_ASSIGNMENT:_
Continue the scDHA package documentation from the point where it stops.

| Type: | Package | 
| Title: | Single-Cell Decomposition using Hierarchical Autoencoder | 
| Version: | 1.2.3 | 
| Maintainer: | Ha Nguyen <hvn0006@auburn.edu> | 
| Description: | Provides a fast and accurate pipeline for single-cell analyses. The 'scDHA' software package can perform clustering, dimension reduction and visualization, classification, and time-trajectory inference on single-cell data (Tran et.al. (2021) <doi:10.1038/s41467-021-21312-2>). | 
| License: | GPL-3 | 
| Encoding: | UTF-8 | 
| LazyData: | true | 
| Depends: | R (≥ 3.4) | 
| Imports: | matrixStats, foreach, doParallel, igraph, Matrix, uwot, cluster, Rcpp, RcppParallel, RcppAnnoy, methods, torch (≥ 0.3.0), RhpcBLASctl, coro | 
| LinkingTo: | Rcpp, RcppArmadillo, RcppParallel, RcppAnnoy | 
| RoxygenNote: | 7.3.3 | 
| Suggests: | testthat, knitr, mclust | 
| NeedsCompilation: | yes | 
| VignetteBuilder: | knitr | 
| URL: | https://github.com/duct317/scDHA | 
| BugReports: | https://github.com/duct317/scDHA/issues | 
| Packaged: | 2025-09-23 15:05:46 UTC; hanguyen | 
| Author: | Ha Nguyen [cre], Duc Tran [aut], Tin Nguyen [fnd], Hao Chen [ctb] | 
| Repository: | CRAN | 
| Date/Publication: | 2025-09-23 22:40:03 UTC | 
Goolam
Description
Goolam dataset in list format, include scRNA-seq data and cell type information.

_DATASET:_
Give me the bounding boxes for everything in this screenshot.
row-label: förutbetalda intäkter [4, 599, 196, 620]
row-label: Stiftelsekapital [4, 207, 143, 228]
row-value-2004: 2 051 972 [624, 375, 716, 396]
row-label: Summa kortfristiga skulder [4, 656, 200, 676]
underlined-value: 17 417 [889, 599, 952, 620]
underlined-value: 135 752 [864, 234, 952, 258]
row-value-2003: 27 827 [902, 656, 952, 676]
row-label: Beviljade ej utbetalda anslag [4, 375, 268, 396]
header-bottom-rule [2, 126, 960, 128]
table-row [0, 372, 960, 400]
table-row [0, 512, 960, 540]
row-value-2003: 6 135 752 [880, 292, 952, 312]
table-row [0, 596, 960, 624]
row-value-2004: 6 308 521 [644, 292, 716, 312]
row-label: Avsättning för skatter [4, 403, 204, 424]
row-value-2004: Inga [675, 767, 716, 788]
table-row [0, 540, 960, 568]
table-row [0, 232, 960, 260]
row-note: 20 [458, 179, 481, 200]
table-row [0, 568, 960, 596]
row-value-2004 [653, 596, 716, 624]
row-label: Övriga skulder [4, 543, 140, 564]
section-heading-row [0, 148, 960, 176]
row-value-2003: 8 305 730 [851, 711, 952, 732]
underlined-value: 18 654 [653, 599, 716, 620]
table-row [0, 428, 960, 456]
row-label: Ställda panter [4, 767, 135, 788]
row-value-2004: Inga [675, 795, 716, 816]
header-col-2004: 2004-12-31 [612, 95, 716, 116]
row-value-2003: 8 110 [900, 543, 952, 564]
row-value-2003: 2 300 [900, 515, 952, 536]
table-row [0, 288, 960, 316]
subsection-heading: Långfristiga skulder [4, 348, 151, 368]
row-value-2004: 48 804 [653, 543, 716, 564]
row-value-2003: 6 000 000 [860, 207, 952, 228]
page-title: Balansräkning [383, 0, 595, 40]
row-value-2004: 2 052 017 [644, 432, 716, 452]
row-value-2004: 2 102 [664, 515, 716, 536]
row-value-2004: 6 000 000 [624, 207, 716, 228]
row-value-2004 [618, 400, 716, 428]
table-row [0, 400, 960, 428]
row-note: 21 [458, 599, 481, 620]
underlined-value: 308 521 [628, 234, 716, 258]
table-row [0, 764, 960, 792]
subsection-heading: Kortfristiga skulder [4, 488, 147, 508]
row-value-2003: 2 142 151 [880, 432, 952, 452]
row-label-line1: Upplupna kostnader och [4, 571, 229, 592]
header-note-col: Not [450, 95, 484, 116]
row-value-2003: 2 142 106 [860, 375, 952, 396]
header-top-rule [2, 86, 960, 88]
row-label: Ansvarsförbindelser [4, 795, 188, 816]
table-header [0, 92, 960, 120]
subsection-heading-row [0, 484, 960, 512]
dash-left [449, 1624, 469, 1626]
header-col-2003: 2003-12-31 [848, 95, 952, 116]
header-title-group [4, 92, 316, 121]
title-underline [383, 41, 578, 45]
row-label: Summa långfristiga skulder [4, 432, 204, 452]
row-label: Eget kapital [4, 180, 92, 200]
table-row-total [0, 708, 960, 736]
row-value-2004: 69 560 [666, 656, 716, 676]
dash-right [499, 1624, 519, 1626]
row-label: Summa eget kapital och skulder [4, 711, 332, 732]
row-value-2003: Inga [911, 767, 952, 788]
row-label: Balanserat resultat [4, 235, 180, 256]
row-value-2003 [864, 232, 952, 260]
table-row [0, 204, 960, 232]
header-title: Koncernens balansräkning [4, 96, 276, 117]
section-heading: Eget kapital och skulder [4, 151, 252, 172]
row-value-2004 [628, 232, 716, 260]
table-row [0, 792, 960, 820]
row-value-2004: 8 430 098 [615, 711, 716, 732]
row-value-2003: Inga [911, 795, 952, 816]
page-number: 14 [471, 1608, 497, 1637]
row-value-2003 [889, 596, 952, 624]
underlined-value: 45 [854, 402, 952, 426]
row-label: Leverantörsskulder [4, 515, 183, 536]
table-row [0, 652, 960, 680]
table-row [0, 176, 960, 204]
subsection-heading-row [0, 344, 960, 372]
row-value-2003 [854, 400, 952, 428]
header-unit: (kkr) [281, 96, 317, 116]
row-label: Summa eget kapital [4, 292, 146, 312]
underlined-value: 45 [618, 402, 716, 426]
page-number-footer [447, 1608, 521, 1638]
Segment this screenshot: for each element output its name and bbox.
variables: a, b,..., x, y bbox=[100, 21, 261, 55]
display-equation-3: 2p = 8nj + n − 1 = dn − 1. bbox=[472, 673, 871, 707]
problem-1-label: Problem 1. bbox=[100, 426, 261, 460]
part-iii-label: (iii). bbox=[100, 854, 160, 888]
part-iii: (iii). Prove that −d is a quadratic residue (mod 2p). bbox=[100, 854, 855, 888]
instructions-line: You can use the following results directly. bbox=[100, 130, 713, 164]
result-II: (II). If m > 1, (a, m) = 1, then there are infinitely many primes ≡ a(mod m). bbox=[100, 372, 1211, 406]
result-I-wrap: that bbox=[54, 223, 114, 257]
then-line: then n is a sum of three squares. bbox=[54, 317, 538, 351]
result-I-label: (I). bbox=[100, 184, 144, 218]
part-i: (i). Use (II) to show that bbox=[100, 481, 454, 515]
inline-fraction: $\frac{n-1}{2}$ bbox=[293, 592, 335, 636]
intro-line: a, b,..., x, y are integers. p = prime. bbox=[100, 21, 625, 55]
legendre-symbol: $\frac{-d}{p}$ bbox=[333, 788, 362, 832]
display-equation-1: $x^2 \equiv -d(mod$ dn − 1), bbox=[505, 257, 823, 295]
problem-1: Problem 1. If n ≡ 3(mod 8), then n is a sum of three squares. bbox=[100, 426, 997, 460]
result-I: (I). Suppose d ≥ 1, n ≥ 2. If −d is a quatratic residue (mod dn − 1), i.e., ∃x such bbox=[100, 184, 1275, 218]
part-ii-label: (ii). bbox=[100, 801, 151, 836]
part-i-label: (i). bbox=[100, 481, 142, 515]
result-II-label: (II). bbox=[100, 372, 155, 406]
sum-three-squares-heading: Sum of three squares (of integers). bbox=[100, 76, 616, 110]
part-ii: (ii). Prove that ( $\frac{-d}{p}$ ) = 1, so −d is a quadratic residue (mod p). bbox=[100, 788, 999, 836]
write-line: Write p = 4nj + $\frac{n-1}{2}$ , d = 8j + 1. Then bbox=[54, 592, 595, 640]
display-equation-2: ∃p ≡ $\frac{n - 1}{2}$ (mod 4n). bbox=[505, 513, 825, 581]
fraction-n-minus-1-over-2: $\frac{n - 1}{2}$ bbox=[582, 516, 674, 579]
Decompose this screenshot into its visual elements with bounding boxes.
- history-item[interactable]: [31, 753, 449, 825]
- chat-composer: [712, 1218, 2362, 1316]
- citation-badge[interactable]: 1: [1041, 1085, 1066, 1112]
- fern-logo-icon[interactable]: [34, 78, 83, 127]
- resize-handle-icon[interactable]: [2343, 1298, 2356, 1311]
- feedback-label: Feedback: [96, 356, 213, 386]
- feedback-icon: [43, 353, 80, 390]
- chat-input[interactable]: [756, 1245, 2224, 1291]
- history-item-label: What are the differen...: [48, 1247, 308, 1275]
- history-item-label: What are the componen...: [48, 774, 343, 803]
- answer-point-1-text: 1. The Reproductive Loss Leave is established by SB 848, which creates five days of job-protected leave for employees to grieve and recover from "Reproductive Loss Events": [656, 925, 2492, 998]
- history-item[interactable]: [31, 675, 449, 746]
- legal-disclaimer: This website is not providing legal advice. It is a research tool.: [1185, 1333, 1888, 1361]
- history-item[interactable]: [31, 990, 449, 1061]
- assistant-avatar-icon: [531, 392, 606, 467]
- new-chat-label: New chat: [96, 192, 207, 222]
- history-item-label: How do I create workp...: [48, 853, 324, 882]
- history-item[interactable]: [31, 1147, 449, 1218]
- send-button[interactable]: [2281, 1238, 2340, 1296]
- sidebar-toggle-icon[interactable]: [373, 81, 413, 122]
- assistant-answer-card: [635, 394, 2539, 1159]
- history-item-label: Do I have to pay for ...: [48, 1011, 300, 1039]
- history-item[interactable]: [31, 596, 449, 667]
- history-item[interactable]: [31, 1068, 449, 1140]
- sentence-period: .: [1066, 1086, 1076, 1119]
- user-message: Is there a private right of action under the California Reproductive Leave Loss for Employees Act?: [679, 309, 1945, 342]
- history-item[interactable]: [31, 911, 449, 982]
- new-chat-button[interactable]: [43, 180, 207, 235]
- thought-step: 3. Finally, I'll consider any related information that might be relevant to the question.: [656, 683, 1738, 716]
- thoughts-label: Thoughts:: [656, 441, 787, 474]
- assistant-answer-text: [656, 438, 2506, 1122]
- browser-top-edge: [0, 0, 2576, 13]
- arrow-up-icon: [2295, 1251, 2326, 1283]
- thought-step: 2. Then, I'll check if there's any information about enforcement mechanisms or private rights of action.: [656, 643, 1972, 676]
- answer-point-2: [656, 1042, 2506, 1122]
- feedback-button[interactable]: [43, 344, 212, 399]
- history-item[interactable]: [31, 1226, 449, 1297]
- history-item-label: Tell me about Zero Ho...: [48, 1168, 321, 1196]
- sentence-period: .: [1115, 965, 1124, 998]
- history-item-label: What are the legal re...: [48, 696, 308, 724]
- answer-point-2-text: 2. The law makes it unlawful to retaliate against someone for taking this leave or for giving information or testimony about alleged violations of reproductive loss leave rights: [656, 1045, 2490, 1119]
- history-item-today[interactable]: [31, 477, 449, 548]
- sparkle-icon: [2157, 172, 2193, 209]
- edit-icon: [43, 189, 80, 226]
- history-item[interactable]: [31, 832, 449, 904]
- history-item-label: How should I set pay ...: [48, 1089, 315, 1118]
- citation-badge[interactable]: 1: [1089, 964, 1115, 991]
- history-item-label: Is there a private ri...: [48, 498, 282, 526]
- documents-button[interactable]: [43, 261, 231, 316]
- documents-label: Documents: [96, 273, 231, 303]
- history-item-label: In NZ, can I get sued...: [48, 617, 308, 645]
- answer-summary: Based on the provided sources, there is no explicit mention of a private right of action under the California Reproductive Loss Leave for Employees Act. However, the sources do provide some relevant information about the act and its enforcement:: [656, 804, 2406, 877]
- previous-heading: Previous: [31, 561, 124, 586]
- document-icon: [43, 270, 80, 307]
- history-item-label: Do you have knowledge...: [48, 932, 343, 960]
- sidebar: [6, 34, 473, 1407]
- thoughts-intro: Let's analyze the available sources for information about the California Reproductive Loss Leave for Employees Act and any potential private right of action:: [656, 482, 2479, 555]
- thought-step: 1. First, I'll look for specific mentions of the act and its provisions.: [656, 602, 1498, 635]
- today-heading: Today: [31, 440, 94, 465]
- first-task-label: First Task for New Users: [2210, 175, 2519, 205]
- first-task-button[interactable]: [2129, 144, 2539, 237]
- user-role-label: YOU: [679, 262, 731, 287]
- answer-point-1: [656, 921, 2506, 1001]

_WRITTEN REPLY:_
Usage
Goolam
Format
An object of class list of length 2.
Goolam_result
Description
Result of processing Goolam dataset using 'scDHA' function.
Usage
Goolam_result
Format
An object of class list of length 4.
scDHA
Description
The main function to perform dimension deduction and clustering.
Usage
scDHA(
  data = data,
  k = NULL,
  method = "scDHA",
  sparse = FALSE,
  n = 5000,
  ncores = 10L,
  gen_fil = TRUE,
  do.clus = TRUE,
  sample.prob = NULL,
  seed = NULL
)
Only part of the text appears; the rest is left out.